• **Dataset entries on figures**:
— BEGIN —

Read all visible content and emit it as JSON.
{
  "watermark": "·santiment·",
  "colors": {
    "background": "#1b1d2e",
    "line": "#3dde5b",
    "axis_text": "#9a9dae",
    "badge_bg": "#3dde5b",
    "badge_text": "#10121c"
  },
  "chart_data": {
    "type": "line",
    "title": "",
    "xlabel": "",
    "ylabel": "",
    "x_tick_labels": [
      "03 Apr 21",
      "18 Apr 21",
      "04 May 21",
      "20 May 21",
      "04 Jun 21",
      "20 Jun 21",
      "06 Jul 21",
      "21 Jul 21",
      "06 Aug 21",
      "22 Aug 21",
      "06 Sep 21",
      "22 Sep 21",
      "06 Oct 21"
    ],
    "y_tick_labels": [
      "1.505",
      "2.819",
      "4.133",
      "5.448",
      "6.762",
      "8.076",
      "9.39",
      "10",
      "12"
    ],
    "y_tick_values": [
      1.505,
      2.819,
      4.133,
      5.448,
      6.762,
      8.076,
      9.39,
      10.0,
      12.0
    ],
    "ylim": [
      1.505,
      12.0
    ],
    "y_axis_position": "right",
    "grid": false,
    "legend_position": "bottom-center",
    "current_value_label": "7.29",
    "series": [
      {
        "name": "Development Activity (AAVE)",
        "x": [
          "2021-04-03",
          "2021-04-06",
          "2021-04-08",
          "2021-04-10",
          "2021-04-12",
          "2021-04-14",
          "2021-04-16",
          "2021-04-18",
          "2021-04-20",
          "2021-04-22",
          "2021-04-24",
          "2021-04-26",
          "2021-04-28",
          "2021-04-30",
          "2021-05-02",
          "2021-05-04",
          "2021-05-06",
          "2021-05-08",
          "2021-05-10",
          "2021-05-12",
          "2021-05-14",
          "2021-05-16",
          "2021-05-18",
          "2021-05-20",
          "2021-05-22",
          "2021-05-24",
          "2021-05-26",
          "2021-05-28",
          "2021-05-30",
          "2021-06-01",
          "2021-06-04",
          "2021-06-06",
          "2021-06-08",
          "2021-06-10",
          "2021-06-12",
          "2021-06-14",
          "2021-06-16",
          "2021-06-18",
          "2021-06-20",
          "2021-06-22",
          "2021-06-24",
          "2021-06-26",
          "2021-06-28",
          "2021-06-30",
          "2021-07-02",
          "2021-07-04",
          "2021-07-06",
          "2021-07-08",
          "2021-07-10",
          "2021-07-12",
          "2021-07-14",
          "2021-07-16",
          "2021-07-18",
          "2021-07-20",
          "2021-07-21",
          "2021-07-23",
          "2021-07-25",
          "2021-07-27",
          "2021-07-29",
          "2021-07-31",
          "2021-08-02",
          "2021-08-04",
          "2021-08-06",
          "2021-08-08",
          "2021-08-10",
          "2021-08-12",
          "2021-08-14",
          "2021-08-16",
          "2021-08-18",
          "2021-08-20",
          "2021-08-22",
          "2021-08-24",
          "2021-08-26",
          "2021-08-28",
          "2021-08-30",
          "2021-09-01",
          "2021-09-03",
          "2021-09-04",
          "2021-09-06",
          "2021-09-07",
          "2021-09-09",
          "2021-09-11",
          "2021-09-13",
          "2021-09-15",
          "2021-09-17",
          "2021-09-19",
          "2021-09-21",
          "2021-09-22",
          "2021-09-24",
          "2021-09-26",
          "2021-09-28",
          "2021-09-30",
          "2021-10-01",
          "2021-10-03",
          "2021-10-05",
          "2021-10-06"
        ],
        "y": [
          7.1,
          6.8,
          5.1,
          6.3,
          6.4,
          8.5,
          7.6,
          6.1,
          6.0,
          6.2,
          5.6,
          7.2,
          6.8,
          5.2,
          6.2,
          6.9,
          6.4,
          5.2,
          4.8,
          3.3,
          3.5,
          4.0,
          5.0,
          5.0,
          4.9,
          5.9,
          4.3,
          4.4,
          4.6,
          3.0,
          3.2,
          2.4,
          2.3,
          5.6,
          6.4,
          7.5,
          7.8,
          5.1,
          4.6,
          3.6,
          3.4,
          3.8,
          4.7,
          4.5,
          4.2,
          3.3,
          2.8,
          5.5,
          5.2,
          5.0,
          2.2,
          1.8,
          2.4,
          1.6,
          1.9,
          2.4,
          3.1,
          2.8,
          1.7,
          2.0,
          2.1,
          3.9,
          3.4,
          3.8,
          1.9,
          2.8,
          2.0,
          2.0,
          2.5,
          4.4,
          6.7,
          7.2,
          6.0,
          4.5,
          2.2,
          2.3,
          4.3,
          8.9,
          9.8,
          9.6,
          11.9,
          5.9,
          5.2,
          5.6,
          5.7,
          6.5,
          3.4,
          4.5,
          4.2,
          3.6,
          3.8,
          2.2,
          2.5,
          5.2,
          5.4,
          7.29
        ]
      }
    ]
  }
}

— END —

• **WORK TO BE COMPLETED**:
Exactly as written, please output every entry.

• **RESULT BELOW**:
Read all visible content and emit it as JSON.
{
  "watermark": "·santiment·",
  "colors": {
    "background": "#1b1d2e",
    "line": "#3dde5b",
    "axis_text": "#9a9dae",
    "badge_bg": "#3dde5b",
    "badge_text": "#10121c"
  },
  "chart_data": {
    "type": "line",
    "title": "",
    "xlabel": "",
    "ylabel": "",
    "x_tick_labels": [
      "03 Apr 21",
      "18 Apr 21",
      "04 May 21",
      "20 May 21",
      "04 Jun 21",
      "20 Jun 21",
      "06 Jul 21",
      "21 Jul 21",
      "06 Aug 21",
      "22 Aug 21",
      "06 Sep 21",
      "22 Sep 21",
      "06 Oct 21"
    ],
    "y_tick_labels": [
      "1.505",
      "2.819",
      "4.133",
      "5.448",
      "6.762",
      "8.076",
      "9.39",
      "10",
      "12"
    ],
    "y_tick_values": [
      1.505,
      2.819,
      4.133,
      5.448,
      6.762,
      8.076,
      9.39,
      10.0,
      12.0
    ],
    "ylim": [
      1.505,
      12.0
    ],
    "y_axis_position": "right",
    "grid": false,
    "legend_position": "bottom-center",
    "current_value_label": "7.29",
    "series": [
      {
        "name": "Development Activity (AAVE)",
        "x": [
          "2021-04-03",
          "2021-04-06",
          "2021-04-08",
          "2021-04-10",
          "2021-04-12",
          "2021-04-14",
          "2021-04-16",
          "2021-04-18",
          "2021-04-20",
          "2021-04-22",
          "2021-04-24",
          "2021-04-26",
          "2021-04-28",
          "2021-04-30",
          "2021-05-02",
          "2021-05-04",
          "2021-05-06",
          "2021-05-08",
          "2021-05-10",
          "2021-05-12",
          "2021-05-14",
          "2021-05-16",
          "2021-05-18",
          "2021-05-20",
          "2021-05-22",
          "2021-05-24",
          "2021-05-26",
          "2021-05-28",
          "2021-05-30",
          "2021-06-01",
          "2021-06-04",
          "2021-06-06",
          "2021-06-08",
          "2021-06-10",
          "2021-06-12",
          "2021-06-14",
          "2021-06-16",
          "2021-06-18",
          "2021-06-20",
          "2021-06-22",
          "2021-06-24",
          "2021-06-26",
          "2021-06-28",
          "2021-06-30",
          "2021-07-02",
          "2021-07-04",
          "2021-07-06",
          "2021-07-08",
          "2021-07-10",
          "2021-07-12",
          "2021-07-14",
          "2021-07-16",
          "2021-07-18",
          "2021-07-20",
          "2021-07-21",
          "2021-07-23",
          "2021-07-25",
          "2021-07-27",
          "2021-07-29",
          "2021-07-31",
          "2021-08-02",
          "2021-08-04",
          "2021-08-06",
          "2021-08-08",
          "2021-08-10",
          "2021-08-12",
          "2021-08-14",
          "2021-08-16",
          "2021-08-18",
          "2021-08-20",
          "2021-08-22",
          "2021-08-24",
          "2021-08-26",
          "2021-08-28",
          "2021-08-30",
          "2021-09-01",
          "2021-09-03",
          "2021-09-04",
          "2021-09-06",
          "2021-09-07",
          "2021-09-09",
          "2021-09-11",
          "2021-09-13",
          "2021-09-15",
          "2021-09-17",
          "2021-09-19",
          "2021-09-21",
          "2021-09-22",
          "2021-09-24",
          "2021-09-26",
          "2021-09-28",
          "2021-09-30",
          "2021-10-01",
          "2021-10-03",
          "2021-10-05",
          "2021-10-06"
        ],
        "y": [
          7.1,
          6.8,
          5.1,
          6.3,
          6.4,
          8.5,
          7.6,
          6.1,
          6.0,
          6.2,
          5.6,
          7.2,
          6.8,
          5.2,
          6.2,
          6.9,
          6.4,
          5.2,
          4.8,
          3.3,
          3.5,
          4.0,
          5.0,
          5.0,
          4.9,
          5.9,
          4.3,
          4.4,
          4.6,
          3.0,
          3.2,
          2.4,
          2.3,
          5.6,
          6.4,
          7.5,
          7.8,
          5.1,
          4.6,
          3.6,
          3.4,
          3.8,
          4.7,
          4.5,
          4.2,
          3.3,
          2.8,
          5.5,
          5.2,
          5.0,
          2.2,
          1.8,
          2.4,
          1.6,
          1.9,
          2.4,
          3.1,
          2.8,
          1.7,
          2.0,
          2.1,
          3.9,
          3.4,
          3.8,
          1.9,
          2.8,
          2.0,
          2.0,
          2.5,
          4.4,
          6.7,
          7.2,
          6.0,
          4.5,
          2.2,
          2.3,
          4.3,
          8.9,
          9.8,
          9.6,
          11.9,
          5.9,
          5.2,
          5.6,
          5.7,
          6.5,
          3.4,
          4.5,
          4.2,
          3.6,
          3.8,
          2.2,
          2.5,
          5.2,
          5.4,
          7.29
        ]
      }
    ]
  }
}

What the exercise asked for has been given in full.